____ DATA FOR THIS TASK

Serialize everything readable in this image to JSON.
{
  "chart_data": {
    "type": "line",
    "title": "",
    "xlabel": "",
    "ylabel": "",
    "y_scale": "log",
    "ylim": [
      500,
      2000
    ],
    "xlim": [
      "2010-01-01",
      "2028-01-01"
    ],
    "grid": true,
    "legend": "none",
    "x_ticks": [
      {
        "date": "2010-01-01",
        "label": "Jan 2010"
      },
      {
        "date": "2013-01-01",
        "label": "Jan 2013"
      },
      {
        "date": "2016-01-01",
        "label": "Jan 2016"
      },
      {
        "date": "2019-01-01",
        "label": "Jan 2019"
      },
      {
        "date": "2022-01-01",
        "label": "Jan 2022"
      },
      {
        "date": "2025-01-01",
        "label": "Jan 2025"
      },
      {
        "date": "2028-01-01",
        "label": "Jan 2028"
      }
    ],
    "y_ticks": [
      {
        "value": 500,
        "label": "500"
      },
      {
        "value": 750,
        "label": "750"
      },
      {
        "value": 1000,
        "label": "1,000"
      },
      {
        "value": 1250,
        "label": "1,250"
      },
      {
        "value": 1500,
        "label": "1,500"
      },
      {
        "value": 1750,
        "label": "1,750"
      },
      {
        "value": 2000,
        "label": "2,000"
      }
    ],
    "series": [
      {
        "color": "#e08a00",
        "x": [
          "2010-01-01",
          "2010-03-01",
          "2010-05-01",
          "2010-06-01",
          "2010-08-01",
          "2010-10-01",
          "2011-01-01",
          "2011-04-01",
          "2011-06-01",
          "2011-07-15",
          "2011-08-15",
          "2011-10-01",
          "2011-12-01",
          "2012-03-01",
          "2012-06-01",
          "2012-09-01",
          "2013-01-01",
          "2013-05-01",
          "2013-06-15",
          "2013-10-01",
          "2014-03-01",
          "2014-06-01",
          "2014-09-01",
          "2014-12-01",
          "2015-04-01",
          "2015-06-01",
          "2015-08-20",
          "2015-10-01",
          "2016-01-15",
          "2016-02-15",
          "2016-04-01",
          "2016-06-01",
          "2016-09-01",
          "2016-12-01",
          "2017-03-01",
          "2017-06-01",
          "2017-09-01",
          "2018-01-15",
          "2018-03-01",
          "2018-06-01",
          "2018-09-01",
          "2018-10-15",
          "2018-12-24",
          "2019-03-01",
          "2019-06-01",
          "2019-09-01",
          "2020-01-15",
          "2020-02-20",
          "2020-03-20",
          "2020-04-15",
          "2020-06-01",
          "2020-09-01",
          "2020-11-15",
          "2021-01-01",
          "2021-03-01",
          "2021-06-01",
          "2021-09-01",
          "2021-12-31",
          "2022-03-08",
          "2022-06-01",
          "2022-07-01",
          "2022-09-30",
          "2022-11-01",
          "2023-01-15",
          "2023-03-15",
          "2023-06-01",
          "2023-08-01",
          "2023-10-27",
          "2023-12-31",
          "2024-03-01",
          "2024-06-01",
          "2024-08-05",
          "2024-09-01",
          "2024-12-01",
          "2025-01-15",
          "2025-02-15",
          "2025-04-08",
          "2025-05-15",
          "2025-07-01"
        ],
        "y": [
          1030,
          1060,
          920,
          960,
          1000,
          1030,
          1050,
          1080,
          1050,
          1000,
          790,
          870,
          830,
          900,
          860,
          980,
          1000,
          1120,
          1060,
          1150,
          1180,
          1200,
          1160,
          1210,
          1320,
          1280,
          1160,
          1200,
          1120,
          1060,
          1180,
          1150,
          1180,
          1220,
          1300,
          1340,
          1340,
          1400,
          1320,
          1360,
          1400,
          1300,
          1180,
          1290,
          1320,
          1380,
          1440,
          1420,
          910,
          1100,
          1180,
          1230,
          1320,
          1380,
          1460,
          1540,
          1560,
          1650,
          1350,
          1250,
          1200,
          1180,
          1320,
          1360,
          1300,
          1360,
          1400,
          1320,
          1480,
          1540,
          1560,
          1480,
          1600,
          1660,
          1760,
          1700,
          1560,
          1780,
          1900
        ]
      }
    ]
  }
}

________

PROBLEM REQUIREMENTS ▸
All lines above containing the string "date" are to be collected.

RESPONSE FOR THIS EXERCISE ▸
        "date": "2010-01-01",
        "date": "2013-01-01",
        "date": "2016-01-01",
        "date": "2019-01-01",
        "date": "2022-01-01",
        "date": "2025-01-01",
        "date": "2028-01-01",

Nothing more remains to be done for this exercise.